### Goal:
Find the string "Address" in the entries and copy each line that has it.

(Collected data)
....

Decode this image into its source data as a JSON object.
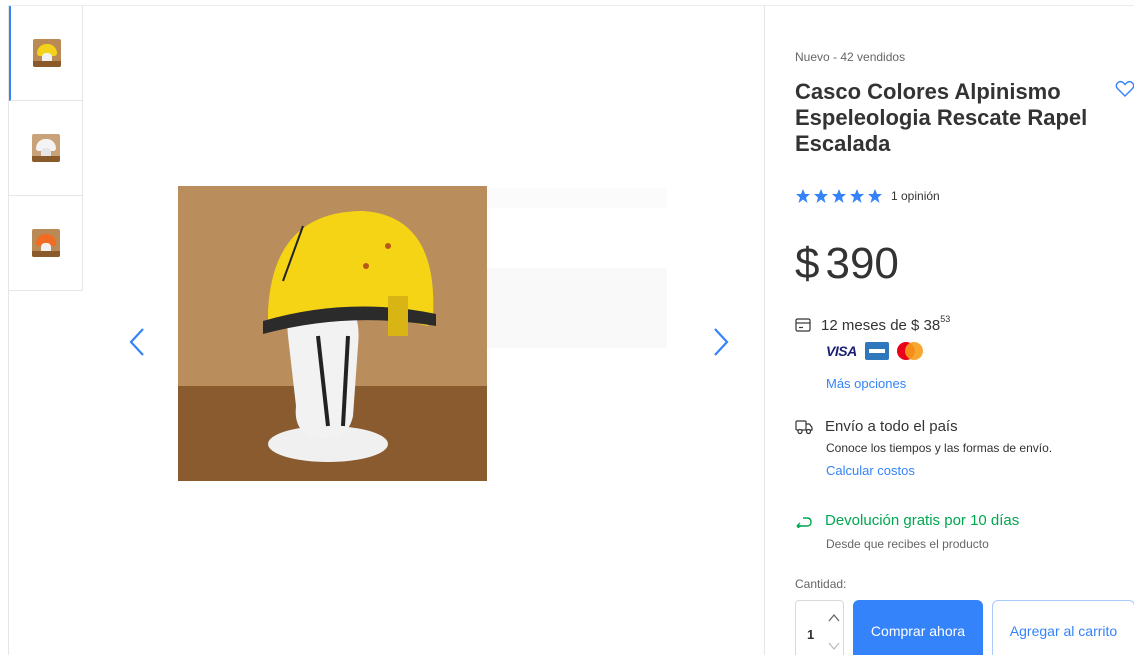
{
  "gallery": {
    "thumbnails": [
      {
        "name": "thumb-yellow-helmet",
        "helmet_color": "#f2d21b",
        "active": true
      },
      {
        "name": "thumb-white-helmet",
        "helmet_color": "#f4f4f4",
        "active": false
      },
      {
        "name": "thumb-orange-helmet",
        "helmet_color": "#f26b22",
        "active": false
      }
    ],
    "main_photo_helmet_color": "#f5d416"
  },
  "product": {
    "subtitle": "Nuevo - 42 vendidos",
    "title": "Casco Colores Alpinismo Espeleologia Rescate Rapel Escalada",
    "rating": 5,
    "reviews_label": "1 opinión",
    "price_currency": "$",
    "price_amount": "390"
  },
  "payment": {
    "installments_text": "12 meses de $ 38",
    "installments_cents": "53",
    "visa_label": "VISA",
    "more_options": "Más opciones"
  },
  "shipping": {
    "title": "Envío a todo el país",
    "subtitle": "Conoce los tiempos y las formas de envío.",
    "link": "Calcular costos"
  },
  "returns": {
    "title": "Devolución gratis por 10 días",
    "subtitle": "Desde que recibes el producto"
  },
  "purchase": {
    "quantity_label": "Cantidad:",
    "quantity_value": "1",
    "buy_now": "Comprar ahora",
    "add_to_cart": "Agregar al carrito"
  },
  "colors": {
    "accent": "#3483fa",
    "success": "#00a650",
    "star": "#3483fa"
  }
}
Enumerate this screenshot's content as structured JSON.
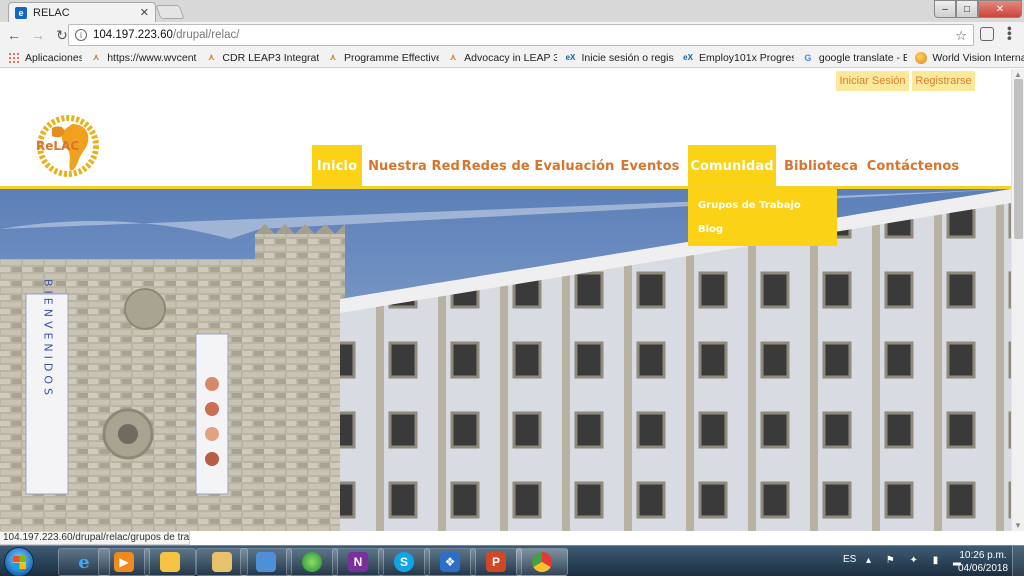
{
  "browser": {
    "tab_title": "RELAC",
    "tab_favicon": "e",
    "tab_close": "✕",
    "url_host": "104.197.223.60",
    "url_path": "/drupal/relac/",
    "bookmarks": [
      {
        "label": "Aplicaciones",
        "icon": "apps-grid-icon"
      },
      {
        "label": "https://www.wvcentr",
        "icon": "leap-icon"
      },
      {
        "label": "CDR LEAP3 Integrati",
        "icon": "leap-icon"
      },
      {
        "label": "Programme Effective",
        "icon": "leap-icon"
      },
      {
        "label": "Advocacy in LEAP 3",
        "icon": "leap-icon"
      },
      {
        "label": "Inicie sesión o regist",
        "icon": "edx-icon"
      },
      {
        "label": "Employ101x Progres",
        "icon": "edx-icon"
      },
      {
        "label": "google translate - B",
        "icon": "google-icon"
      },
      {
        "label": "World Vision Interna",
        "icon": "worldvision-icon"
      }
    ],
    "status_url": "104.197.223.60/drupal/relac/grupos de trabajo"
  },
  "site": {
    "auth": {
      "login": "Iniciar Sesión",
      "register": "Registrarse"
    },
    "logo_text": "ReLAC",
    "nav": [
      {
        "label": "Inicio",
        "active": true
      },
      {
        "label": "Nuestra Red",
        "active": false
      },
      {
        "label": "Redes de Evaluación",
        "active": false
      },
      {
        "label": "Eventos",
        "active": false
      },
      {
        "label": "Comunidad",
        "active": true
      },
      {
        "label": "Biblioteca",
        "active": false
      },
      {
        "label": "Contáctenos",
        "active": false
      }
    ],
    "dropdown": [
      "Grupos de Trabajo",
      "Blog"
    ],
    "hero_banner_text": "BIENVENIDOS"
  },
  "taskbar": {
    "apps": [
      "internet-explorer-icon",
      "media-player-icon",
      "folder-icon",
      "file-explorer-icon",
      "remote-desktop-icon",
      "green-sphere-icon",
      "onenote-icon",
      "skype-icon",
      "dropbox-like-icon",
      "powerpoint-icon",
      "chrome-icon"
    ],
    "language": "ES",
    "time": "10:26 p.m.",
    "date": "04/06/2018"
  },
  "colors": {
    "accent_yellow": "#fbd215",
    "nav_orange": "#d8742b",
    "auth_bg": "#fbe89a"
  }
}
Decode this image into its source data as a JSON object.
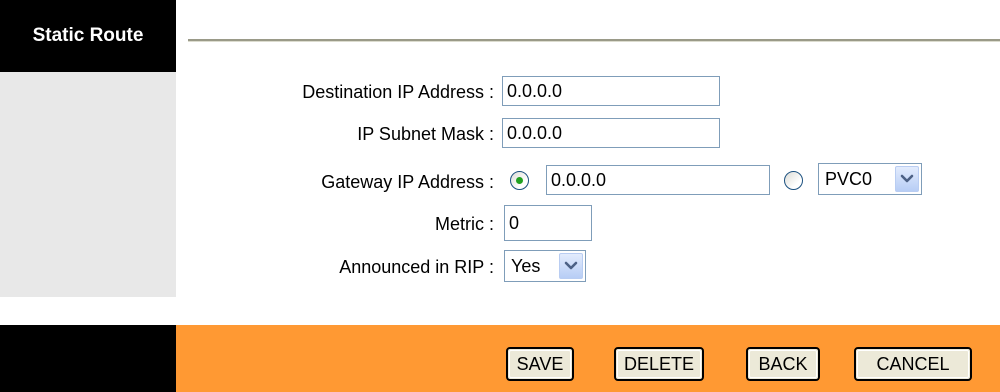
{
  "sidebar": {
    "title": "Static Route"
  },
  "form": {
    "destination_ip": {
      "label": "Destination IP Address :",
      "value": "0.0.0.0"
    },
    "subnet_mask": {
      "label": "IP Subnet Mask :",
      "value": "0.0.0.0"
    },
    "gateway": {
      "label": "Gateway IP Address :",
      "ip_value": "0.0.0.0",
      "ip_selected": true,
      "interface_selected": false,
      "interface_value": "PVC0"
    },
    "metric": {
      "label": "Metric :",
      "value": "0"
    },
    "announced_rip": {
      "label": "Announced in RIP :",
      "value": "Yes"
    }
  },
  "footer": {
    "save_label": "SAVE",
    "delete_label": "DELETE",
    "back_label": "BACK",
    "cancel_label": "CANCEL"
  },
  "colors": {
    "header_black": "#000000",
    "sidebar_gray": "#e8e8e8",
    "footer_orange": "#ff9933",
    "radio_dot": "#21a121"
  },
  "icons": {
    "dropdown": "chevron-down-icon"
  }
}
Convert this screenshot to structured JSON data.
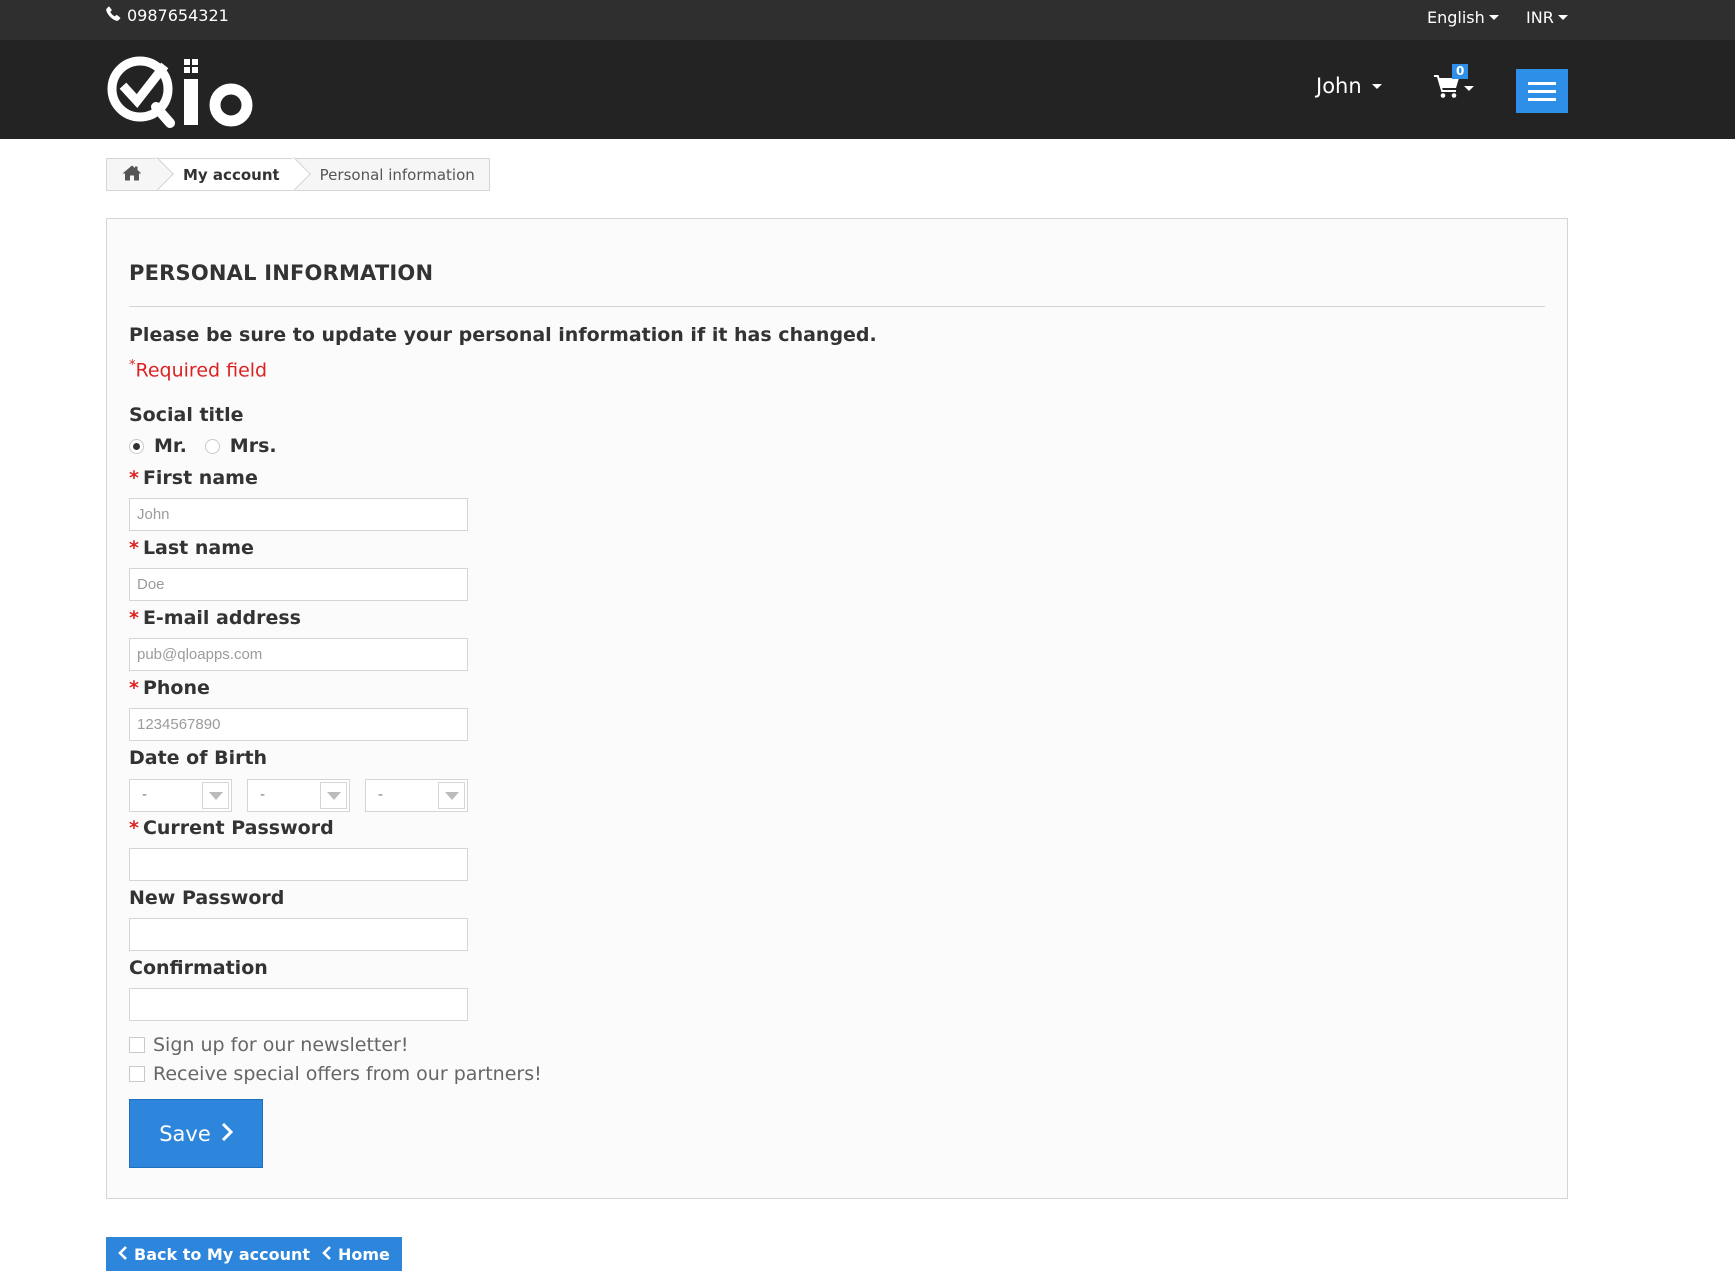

....

### Written answer:
      "label": "Destination IP Address :",
      "label": "Gateway IP Address :",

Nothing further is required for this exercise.